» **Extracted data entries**

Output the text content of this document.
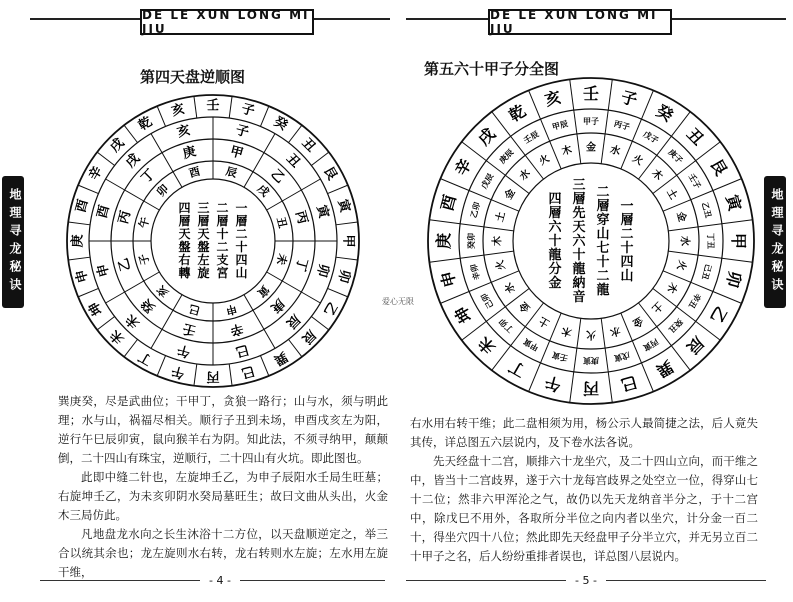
DE LE XUN LONG MI JIU
地理寻龙秘诀
第四天盘逆顺图
壬 子
癸
丑
艮
寅
甲
卯
乙
辰
巽
巳
丙
午
丁
未
坤
申
庚
酉
辛
戌
乾
亥
子
丑
寅
卯
辰
巳
午
未
申
酉
戌
亥
甲
乙
丙
丁
庚
辛
壬
癸
乙
丙
丁
庚
辰
戌
丑
未
寅
申
巳
亥
子
午
卯
酉
一層二十四山
二層十二支宮
三層天盤左旋
四層天盤右轉

巽庚癸，尽是武曲位；干甲丁，贪狼一路行；山与水，须与明此理；水与山，祸福尽相关。顺行子丑到未场，申酉戌亥左为阳，逆行午巳辰卯寅，鼠向猴羊右为阴。知此法，不须寻纳甲，颠颠倒，二十四山有珠宝，逆顺行，二十四山有火坑。即此图也。

此即中缝二针也，左旋坤壬乙，为申子辰阳水壬局生旺墓；右旋坤壬乙，为未亥卯阴水癸局墓旺生；故曰文曲从头出，火金木三局仿此。

凡地盘龙水向之长生沐浴十二方位，以天盘顺逆定之，举三合以统其余也；龙左旋则水右转，龙右转则水左旋；左水用左旋干维，

- 4 -
DE LE XUN LONG MI JIU
地理寻龙秘诀
第五六十甲子分全图
壬 子
癸
丑
艮
寅
甲
卯
乙
辰
巽
巳
丙
午
丁
未
坤
申
庚
酉
辛
戌
乾
亥
甲子 丙子
戊子
庚子
壬子
乙丑
丁丑
己丑
辛丑
癸丑
丙寅
戊寅
庚寅
壬寅
甲寅
丁卯
己卯
辛卯
癸卯
乙卯
戊辰
庚辰
壬辰
甲辰
金 水
火
木
土
金
水
火
木
土
金
水
火
木
土
金
水
火
木
土
金
水
火
木
一層二十四山
二層穿山七十二龍
三層先天六十龍納音
四層六十龍分金
爱心无限

右水用右转干维；此二盘相须为用，杨公示人最简捷之法，后人竟失其传，详总图五六层说内，及下卷水法各说。

先天经盘十二宫，顺排六十龙坐穴，及二十四山立向，而干维之中，皆当十二宫歧界，遂于六十龙每宫歧界之处空立一位，得穿山七十二位；然非六甲浑沦之气，故仍以先天龙纳音半分之，于十二宫中，除戊巳不用外，各取所分半位之向内者以坐穴，计分金一百二十，得坐穴四十八位；然此即先天经盘甲子分半立穴，并无另立百二十甲子之名，后人纷纷重排者误也，详总图八层说内。

- 5 -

» **WRITTEN EXERCISE**
Keep the pictures out of the copy and write out the data exactly as it stands.

» **SOLUTION FOR THIS PROBLEM**
Output the text content of this document.
DE LE XUN LONG MI JIU
地理寻龙秘诀
第四天盘逆顺图
壬 子
癸
丑
艮
寅
甲
卯
乙
辰
巽
巳
丙
午
丁
未
坤
申
庚
酉
辛
戌
乾
亥
子
丑
寅
卯
辰
巳
午
未
申
酉
戌
亥
甲
乙
丙
丁
庚
辛
壬
癸
乙
丙
丁
庚
辰
戌
丑
未
寅
申
巳
亥
子
午
卯
酉
一層二十四山
二層十二支宮
三層天盤左旋
四層天盤右轉

巽庚癸，尽是武曲位；干甲丁，贪狼一路行；山与水，须与明此理；水与山，祸福尽相关。顺行子丑到未场，申酉戌亥左为阳，逆行午巳辰卯寅，鼠向猴羊右为阴。知此法，不须寻纳甲，颠颠倒，二十四山有珠宝，逆顺行，二十四山有火坑。即此图也。

此即中缝二针也，左旋坤壬乙，为申子辰阳水壬局生旺墓；右旋坤壬乙，为未亥卯阴水癸局墓旺生；故曰文曲从头出，火金木三局仿此。

凡地盘龙水向之长生沐浴十二方位，以天盘顺逆定之，举三合以统其余也；龙左旋则水右转，龙右转则水左旋；左水用左旋干维，

- 4 -
DE LE XUN LONG MI JIU
地理寻龙秘诀
第五六十甲子分全图
壬 子
癸
丑
艮
寅
甲
卯
乙
辰
巽
巳
丙
午
丁
未
坤
申
庚
酉
辛
戌
乾
亥
甲子 丙子
戊子
庚子
壬子
乙丑
丁丑
己丑
辛丑
癸丑
丙寅
戊寅
庚寅
壬寅
甲寅
丁卯
己卯
辛卯
癸卯
乙卯
戊辰
庚辰
壬辰
甲辰
金 水
火
木
土
金
水
火
木
土
金
水
火
木
土
金
水
火
木
土
金
水
火
木
一層二十四山
二層穿山七十二龍
三層先天六十龍納音
四層六十龍分金
爱心无限

右水用右转干维；此二盘相须为用，杨公示人最简捷之法，后人竟失其传，详总图五六层说内，及下卷水法各说。

先天经盘十二宫，顺排六十龙坐穴，及二十四山立向，而干维之中，皆当十二宫歧界，遂于六十龙每宫歧界之处空立一位，得穿山七十二位；然非六甲浑沦之气，故仍以先天龙纳音半分之，于十二宫中，除戊巳不用外，各取所分半位之向内者以坐穴，计分金一百二十，得坐穴四十八位；然此即先天经盘甲子分半立穴，并无另立百二十甲子之名，后人纷纷重排者误也，详总图八层说内。

- 5 -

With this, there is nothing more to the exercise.